====== RECORDED DATA

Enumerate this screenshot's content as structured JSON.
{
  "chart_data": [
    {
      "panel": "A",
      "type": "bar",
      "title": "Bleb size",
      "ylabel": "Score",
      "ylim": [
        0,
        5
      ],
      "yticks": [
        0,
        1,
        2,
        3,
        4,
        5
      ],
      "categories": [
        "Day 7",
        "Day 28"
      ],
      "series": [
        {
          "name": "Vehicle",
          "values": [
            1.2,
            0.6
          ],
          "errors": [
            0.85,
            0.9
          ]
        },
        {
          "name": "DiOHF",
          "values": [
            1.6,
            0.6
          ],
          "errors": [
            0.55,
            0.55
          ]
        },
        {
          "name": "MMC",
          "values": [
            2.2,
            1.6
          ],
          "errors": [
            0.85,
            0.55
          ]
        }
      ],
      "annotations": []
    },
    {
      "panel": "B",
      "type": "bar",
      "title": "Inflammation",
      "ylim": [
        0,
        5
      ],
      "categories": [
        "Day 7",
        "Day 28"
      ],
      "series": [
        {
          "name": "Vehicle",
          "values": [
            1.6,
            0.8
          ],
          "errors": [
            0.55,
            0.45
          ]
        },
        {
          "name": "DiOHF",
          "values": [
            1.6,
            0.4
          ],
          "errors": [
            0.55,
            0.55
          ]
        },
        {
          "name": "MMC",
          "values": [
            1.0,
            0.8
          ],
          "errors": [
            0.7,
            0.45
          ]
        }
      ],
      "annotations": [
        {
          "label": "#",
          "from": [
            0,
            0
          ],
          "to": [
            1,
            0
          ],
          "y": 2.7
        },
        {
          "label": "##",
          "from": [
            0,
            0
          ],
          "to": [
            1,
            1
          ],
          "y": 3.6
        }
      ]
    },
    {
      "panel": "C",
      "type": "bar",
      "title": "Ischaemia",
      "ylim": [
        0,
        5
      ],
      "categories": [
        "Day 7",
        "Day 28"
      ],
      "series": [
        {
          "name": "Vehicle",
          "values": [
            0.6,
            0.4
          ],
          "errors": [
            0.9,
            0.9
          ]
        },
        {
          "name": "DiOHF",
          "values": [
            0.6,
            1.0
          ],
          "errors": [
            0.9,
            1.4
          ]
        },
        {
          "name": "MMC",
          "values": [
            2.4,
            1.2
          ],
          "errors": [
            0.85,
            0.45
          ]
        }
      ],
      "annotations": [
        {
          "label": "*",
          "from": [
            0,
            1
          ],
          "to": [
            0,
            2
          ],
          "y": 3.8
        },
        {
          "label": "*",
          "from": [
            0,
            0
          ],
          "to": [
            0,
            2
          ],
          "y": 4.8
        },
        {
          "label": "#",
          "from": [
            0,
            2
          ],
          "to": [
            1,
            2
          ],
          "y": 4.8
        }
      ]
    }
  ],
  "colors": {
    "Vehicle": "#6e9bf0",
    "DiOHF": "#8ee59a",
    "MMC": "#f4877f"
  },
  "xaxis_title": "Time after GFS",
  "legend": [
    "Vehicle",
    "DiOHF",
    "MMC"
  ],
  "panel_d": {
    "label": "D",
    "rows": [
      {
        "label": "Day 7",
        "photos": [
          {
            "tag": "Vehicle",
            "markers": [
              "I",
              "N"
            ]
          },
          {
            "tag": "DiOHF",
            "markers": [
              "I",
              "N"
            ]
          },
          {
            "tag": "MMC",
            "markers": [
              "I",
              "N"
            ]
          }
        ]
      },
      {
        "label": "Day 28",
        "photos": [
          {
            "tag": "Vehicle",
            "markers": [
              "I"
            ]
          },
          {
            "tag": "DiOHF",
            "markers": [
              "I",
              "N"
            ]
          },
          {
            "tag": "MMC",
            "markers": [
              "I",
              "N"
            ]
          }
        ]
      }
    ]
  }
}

============

__TASK INSTRUCTIONS__:
Give an exact copy of all the data shown above.

__EXERCISE RESPONSE__:
Enumerate this screenshot's content as structured JSON.
{
  "chart_data": [
    {
      "panel": "A",
      "type": "bar",
      "title": "Bleb size",
      "ylabel": "Score",
      "ylim": [
        0,
        5
      ],
      "yticks": [
        0,
        1,
        2,
        3,
        4,
        5
      ],
      "categories": [
        "Day 7",
        "Day 28"
      ],
      "series": [
        {
          "name": "Vehicle",
          "values": [
            1.2,
            0.6
          ],
          "errors": [
            0.85,
            0.9
          ]
        },
        {
          "name": "DiOHF",
          "values": [
            1.6,
            0.6
          ],
          "errors": [
            0.55,
            0.55
          ]
        },
        {
          "name": "MMC",
          "values": [
            2.2,
            1.6
          ],
          "errors": [
            0.85,
            0.55
          ]
        }
      ],
      "annotations": []
    },
    {
      "panel": "B",
      "type": "bar",
      "title": "Inflammation",
      "ylim": [
        0,
        5
      ],
      "categories": [
        "Day 7",
        "Day 28"
      ],
      "series": [
        {
          "name": "Vehicle",
          "values": [
            1.6,
            0.8
          ],
          "errors": [
            0.55,
            0.45
          ]
        },
        {
          "name": "DiOHF",
          "values": [
            1.6,
            0.4
          ],
          "errors": [
            0.55,
            0.55
          ]
        },
        {
          "name": "MMC",
          "values": [
            1.0,
            0.8
          ],
          "errors": [
            0.7,
            0.45
          ]
        }
      ],
      "annotations": [
        {
          "label": "#",
          "from": [
            0,
            0
          ],
          "to": [
            1,
            0
          ],
          "y": 2.7
        },
        {
          "label": "##",
          "from": [
            0,
            0
          ],
          "to": [
            1,
            1
          ],
          "y": 3.6
        }
      ]
    },
    {
      "panel": "C",
      "type": "bar",
      "title": "Ischaemia",
      "ylim": [
        0,
        5
      ],
      "categories": [
        "Day 7",
        "Day 28"
      ],
      "series": [
        {
          "name": "Vehicle",
          "values": [
            0.6,
            0.4
          ],
          "errors": [
            0.9,
            0.9
          ]
        },
        {
          "name": "DiOHF",
          "values": [
            0.6,
            1.0
          ],
          "errors": [
            0.9,
            1.4
          ]
        },
        {
          "name": "MMC",
          "values": [
            2.4,
            1.2
          ],
          "errors": [
            0.85,
            0.45
          ]
        }
      ],
      "annotations": [
        {
          "label": "*",
          "from": [
            0,
            1
          ],
          "to": [
            0,
            2
          ],
          "y": 3.8
        },
        {
          "label": "*",
          "from": [
            0,
            0
          ],
          "to": [
            0,
            2
          ],
          "y": 4.8
        },
        {
          "label": "#",
          "from": [
            0,
            2
          ],
          "to": [
            1,
            2
          ],
          "y": 4.8
        }
      ]
    }
  ],
  "colors": {
    "Vehicle": "#6e9bf0",
    "DiOHF": "#8ee59a",
    "MMC": "#f4877f"
  },
  "xaxis_title": "Time after GFS",
  "legend": [
    "Vehicle",
    "DiOHF",
    "MMC"
  ],
  "panel_d": {
    "label": "D",
    "rows": [
      {
        "label": "Day 7",
        "photos": [
          {
            "tag": "Vehicle",
            "markers": [
              "I",
              "N"
            ]
          },
          {
            "tag": "DiOHF",
            "markers": [
              "I",
              "N"
            ]
          },
          {
            "tag": "MMC",
            "markers": [
              "I",
              "N"
            ]
          }
        ]
      },
      {
        "label": "Day 28",
        "photos": [
          {
            "tag": "Vehicle",
            "markers": [
              "I"
            ]
          },
          {
            "tag": "DiOHF",
            "markers": [
              "I",
              "N"
            ]
          },
          {
            "tag": "MMC",
            "markers": [
              "I",
              "N"
            ]
          }
        ]
      }
    ]
  }
}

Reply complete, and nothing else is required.